Figure dataset records
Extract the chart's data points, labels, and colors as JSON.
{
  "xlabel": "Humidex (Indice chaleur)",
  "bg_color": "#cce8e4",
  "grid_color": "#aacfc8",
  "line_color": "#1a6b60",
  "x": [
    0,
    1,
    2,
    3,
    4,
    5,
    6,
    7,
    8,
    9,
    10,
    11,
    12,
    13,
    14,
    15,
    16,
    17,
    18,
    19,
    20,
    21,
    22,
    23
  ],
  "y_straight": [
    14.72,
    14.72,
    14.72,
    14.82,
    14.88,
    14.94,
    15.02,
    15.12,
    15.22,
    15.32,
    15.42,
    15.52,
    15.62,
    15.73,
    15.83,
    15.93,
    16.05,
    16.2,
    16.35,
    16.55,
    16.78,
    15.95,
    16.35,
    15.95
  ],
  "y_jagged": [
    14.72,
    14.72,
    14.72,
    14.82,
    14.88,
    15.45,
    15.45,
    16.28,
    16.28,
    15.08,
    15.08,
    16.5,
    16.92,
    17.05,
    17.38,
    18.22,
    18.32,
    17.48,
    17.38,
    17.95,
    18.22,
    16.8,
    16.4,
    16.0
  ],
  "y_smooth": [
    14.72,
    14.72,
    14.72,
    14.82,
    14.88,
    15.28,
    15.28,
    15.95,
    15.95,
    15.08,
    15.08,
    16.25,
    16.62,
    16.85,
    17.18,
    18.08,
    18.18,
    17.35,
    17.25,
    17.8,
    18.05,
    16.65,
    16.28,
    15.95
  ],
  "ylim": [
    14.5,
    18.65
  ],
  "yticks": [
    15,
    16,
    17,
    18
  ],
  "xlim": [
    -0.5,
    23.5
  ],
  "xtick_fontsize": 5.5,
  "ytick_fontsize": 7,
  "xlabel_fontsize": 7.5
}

DO THIS. Return the entries above exactly, each one complete.

EXERCISE OUTPUT.
Extract the chart's data points, labels, and colors as JSON.
{
  "xlabel": "Humidex (Indice chaleur)",
  "bg_color": "#cce8e4",
  "grid_color": "#aacfc8",
  "line_color": "#1a6b60",
  "x": [
    0,
    1,
    2,
    3,
    4,
    5,
    6,
    7,
    8,
    9,
    10,
    11,
    12,
    13,
    14,
    15,
    16,
    17,
    18,
    19,
    20,
    21,
    22,
    23
  ],
  "y_straight": [
    14.72,
    14.72,
    14.72,
    14.82,
    14.88,
    14.94,
    15.02,
    15.12,
    15.22,
    15.32,
    15.42,
    15.52,
    15.62,
    15.73,
    15.83,
    15.93,
    16.05,
    16.2,
    16.35,
    16.55,
    16.78,
    15.95,
    16.35,
    15.95
  ],
  "y_jagged": [
    14.72,
    14.72,
    14.72,
    14.82,
    14.88,
    15.45,
    15.45,
    16.28,
    16.28,
    15.08,
    15.08,
    16.5,
    16.92,
    17.05,
    17.38,
    18.22,
    18.32,
    17.48,
    17.38,
    17.95,
    18.22,
    16.8,
    16.4,
    16.0
  ],
  "y_smooth": [
    14.72,
    14.72,
    14.72,
    14.82,
    14.88,
    15.28,
    15.28,
    15.95,
    15.95,
    15.08,
    15.08,
    16.25,
    16.62,
    16.85,
    17.18,
    18.08,
    18.18,
    17.35,
    17.25,
    17.8,
    18.05,
    16.65,
    16.28,
    15.95
  ],
  "ylim": [
    14.5,
    18.65
  ],
  "yticks": [
    15,
    16,
    17,
    18
  ],
  "xlim": [
    -0.5,
    23.5
  ],
  "xtick_fontsize": 5.5,
  "ytick_fontsize": 7,
  "xlabel_fontsize": 7.5
}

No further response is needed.